** START DATA SECTION **

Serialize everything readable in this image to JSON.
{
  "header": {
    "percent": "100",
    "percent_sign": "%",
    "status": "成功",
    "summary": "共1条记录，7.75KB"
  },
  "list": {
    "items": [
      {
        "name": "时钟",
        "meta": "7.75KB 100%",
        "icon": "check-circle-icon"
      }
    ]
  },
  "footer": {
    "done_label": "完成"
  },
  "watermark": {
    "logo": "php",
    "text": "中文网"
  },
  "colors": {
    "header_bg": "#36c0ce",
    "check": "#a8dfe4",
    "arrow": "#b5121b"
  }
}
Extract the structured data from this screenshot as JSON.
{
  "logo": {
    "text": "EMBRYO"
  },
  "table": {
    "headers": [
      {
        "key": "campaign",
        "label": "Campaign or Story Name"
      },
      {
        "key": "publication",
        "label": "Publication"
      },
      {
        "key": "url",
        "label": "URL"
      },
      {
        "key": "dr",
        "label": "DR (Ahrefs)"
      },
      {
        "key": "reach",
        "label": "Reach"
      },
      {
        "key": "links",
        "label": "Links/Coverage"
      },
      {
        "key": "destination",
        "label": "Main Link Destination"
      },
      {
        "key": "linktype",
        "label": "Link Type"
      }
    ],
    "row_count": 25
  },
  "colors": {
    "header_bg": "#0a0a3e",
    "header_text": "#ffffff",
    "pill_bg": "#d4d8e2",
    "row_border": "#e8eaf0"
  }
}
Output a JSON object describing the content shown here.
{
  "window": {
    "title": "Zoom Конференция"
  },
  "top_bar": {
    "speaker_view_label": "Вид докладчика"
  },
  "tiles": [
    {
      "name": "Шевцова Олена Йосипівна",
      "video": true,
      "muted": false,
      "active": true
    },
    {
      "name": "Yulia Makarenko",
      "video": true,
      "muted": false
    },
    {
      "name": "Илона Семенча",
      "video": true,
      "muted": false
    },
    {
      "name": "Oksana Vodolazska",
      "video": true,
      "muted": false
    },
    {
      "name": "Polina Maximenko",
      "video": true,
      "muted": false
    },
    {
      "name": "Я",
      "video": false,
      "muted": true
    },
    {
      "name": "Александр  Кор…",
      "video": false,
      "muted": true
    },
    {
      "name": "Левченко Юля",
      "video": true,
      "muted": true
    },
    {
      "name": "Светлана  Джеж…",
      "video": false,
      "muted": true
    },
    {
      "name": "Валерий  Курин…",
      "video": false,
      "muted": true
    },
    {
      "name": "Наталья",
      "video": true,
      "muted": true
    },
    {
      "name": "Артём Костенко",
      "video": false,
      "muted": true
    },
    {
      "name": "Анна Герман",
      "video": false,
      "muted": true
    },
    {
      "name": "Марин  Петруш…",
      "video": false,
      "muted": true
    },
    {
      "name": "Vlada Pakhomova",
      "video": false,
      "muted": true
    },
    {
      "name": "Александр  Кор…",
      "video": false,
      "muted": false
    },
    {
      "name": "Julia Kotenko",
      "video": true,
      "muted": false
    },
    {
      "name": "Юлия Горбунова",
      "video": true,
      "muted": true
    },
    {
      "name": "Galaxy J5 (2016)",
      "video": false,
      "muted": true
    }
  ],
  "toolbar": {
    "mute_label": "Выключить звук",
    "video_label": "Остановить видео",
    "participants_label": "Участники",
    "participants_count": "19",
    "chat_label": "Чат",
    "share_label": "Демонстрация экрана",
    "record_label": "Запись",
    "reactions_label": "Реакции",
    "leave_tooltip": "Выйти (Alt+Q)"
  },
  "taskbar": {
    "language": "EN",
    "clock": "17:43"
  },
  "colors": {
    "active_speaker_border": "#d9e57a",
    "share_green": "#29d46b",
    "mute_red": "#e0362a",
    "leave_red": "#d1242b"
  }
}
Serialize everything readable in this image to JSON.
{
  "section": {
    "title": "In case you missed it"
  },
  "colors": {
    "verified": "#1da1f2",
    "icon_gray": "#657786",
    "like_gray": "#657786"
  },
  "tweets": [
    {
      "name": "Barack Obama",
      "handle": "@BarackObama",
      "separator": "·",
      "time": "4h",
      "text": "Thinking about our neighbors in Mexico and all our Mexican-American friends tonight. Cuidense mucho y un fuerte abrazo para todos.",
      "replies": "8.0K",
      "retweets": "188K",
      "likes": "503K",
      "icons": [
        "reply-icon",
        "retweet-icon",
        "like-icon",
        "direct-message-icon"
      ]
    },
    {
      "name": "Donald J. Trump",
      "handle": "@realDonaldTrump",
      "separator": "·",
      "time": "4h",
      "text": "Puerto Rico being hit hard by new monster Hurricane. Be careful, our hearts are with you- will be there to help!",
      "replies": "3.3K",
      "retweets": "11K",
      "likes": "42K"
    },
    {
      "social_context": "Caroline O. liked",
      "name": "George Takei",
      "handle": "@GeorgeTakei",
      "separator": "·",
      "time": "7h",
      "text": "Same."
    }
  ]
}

** END DATA SECTION **

◆ **SET PROBLEM**
Transcribe the full listing above without leaving anything out.

◆ **TASK RESULT**
Serialize everything readable in this image to JSON.
{
  "header": {
    "percent": "100",
    "percent_sign": "%",
    "status": "成功",
    "summary": "共1条记录，7.75KB"
  },
  "list": {
    "items": [
      {
        "name": "时钟",
        "meta": "7.75KB 100%",
        "icon": "check-circle-icon"
      }
    ]
  },
  "footer": {
    "done_label": "完成"
  },
  "watermark": {
    "logo": "php",
    "text": "中文网"
  },
  "colors": {
    "header_bg": "#36c0ce",
    "check": "#a8dfe4",
    "arrow": "#b5121b"
  }
}
Extract the structured data from this screenshot as JSON.
{
  "logo": {
    "text": "EMBRYO"
  },
  "table": {
    "headers": [
      {
        "key": "campaign",
        "label": "Campaign or Story Name"
      },
      {
        "key": "publication",
        "label": "Publication"
      },
      {
        "key": "url",
        "label": "URL"
      },
      {
        "key": "dr",
        "label": "DR (Ahrefs)"
      },
      {
        "key": "reach",
        "label": "Reach"
      },
      {
        "key": "links",
        "label": "Links/Coverage"
      },
      {
        "key": "destination",
        "label": "Main Link Destination"
      },
      {
        "key": "linktype",
        "label": "Link Type"
      }
    ],
    "row_count": 25
  },
  "colors": {
    "header_bg": "#0a0a3e",
    "header_text": "#ffffff",
    "pill_bg": "#d4d8e2",
    "row_border": "#e8eaf0"
  }
}
Output a JSON object describing the content shown here.
{
  "window": {
    "title": "Zoom Конференция"
  },
  "top_bar": {
    "speaker_view_label": "Вид докладчика"
  },
  "tiles": [
    {
      "name": "Шевцова Олена Йосипівна",
      "video": true,
      "muted": false,
      "active": true
    },
    {
      "name": "Yulia Makarenko",
      "video": true,
      "muted": false
    },
    {
      "name": "Илона Семенча",
      "video": true,
      "muted": false
    },
    {
      "name": "Oksana Vodolazska",
      "video": true,
      "muted": false
    },
    {
      "name": "Polina Maximenko",
      "video": true,
      "muted": false
    },
    {
      "name": "Я",
      "video": false,
      "muted": true
    },
    {
      "name": "Александр  Кор…",
      "video": false,
      "muted": true
    },
    {
      "name": "Левченко Юля",
      "video": true,
      "muted": true
    },
    {
      "name": "Светлана  Джеж…",
      "video": false,
      "muted": true
    },
    {
      "name": "Валерий  Курин…",
      "video": false,
      "muted": true
    },
    {
      "name": "Наталья",
      "video": true,
      "muted": true
    },
    {
      "name": "Артём Костенко",
      "video": false,
      "muted": true
    },
    {
      "name": "Анна Герман",
      "video": false,
      "muted": true
    },
    {
      "name": "Марин  Петруш…",
      "video": false,
      "muted": true
    },
    {
      "name": "Vlada Pakhomova",
      "video": false,
      "muted": true
    },
    {
      "name": "Александр  Кор…",
      "video": false,
      "muted": false
    },
    {
      "name": "Julia Kotenko",
      "video": true,
      "muted": false
    },
    {
      "name": "Юлия Горбунова",
      "video": true,
      "muted": true
    },
    {
      "name": "Galaxy J5 (2016)",
      "video": false,
      "muted": true
    }
  ],
  "toolbar": {
    "mute_label": "Выключить звук",
    "video_label": "Остановить видео",
    "participants_label": "Участники",
    "participants_count": "19",
    "chat_label": "Чат",
    "share_label": "Демонстрация экрана",
    "record_label": "Запись",
    "reactions_label": "Реакции",
    "leave_tooltip": "Выйти (Alt+Q)"
  },
  "taskbar": {
    "language": "EN",
    "clock": "17:43"
  },
  "colors": {
    "active_speaker_border": "#d9e57a",
    "share_green": "#29d46b",
    "mute_red": "#e0362a",
    "leave_red": "#d1242b"
  }
}
Serialize everything readable in this image to JSON.
{
  "section": {
    "title": "In case you missed it"
  },
  "colors": {
    "verified": "#1da1f2",
    "icon_gray": "#657786",
    "like_gray": "#657786"
  },
  "tweets": [
    {
      "name": "Barack Obama",
      "handle": "@BarackObama",
      "separator": "·",
      "time": "4h",
      "text": "Thinking about our neighbors in Mexico and all our Mexican-American friends tonight. Cuidense mucho y un fuerte abrazo para todos.",
      "replies": "8.0K",
      "retweets": "188K",
      "likes": "503K",
      "icons": [
        "reply-icon",
        "retweet-icon",
        "like-icon",
        "direct-message-icon"
      ]
    },
    {
      "name": "Donald J. Trump",
      "handle": "@realDonaldTrump",
      "separator": "·",
      "time": "4h",
      "text": "Puerto Rico being hit hard by new monster Hurricane. Be careful, our hearts are with you- will be there to help!",
      "replies": "3.3K",
      "retweets": "11K",
      "likes": "42K"
    },
    {
      "social_context": "Caroline O. liked",
      "name": "George Takei",
      "handle": "@GeorgeTakei",
      "separator": "·",
      "time": "7h",
      "text": "Same."
    }
  ]
}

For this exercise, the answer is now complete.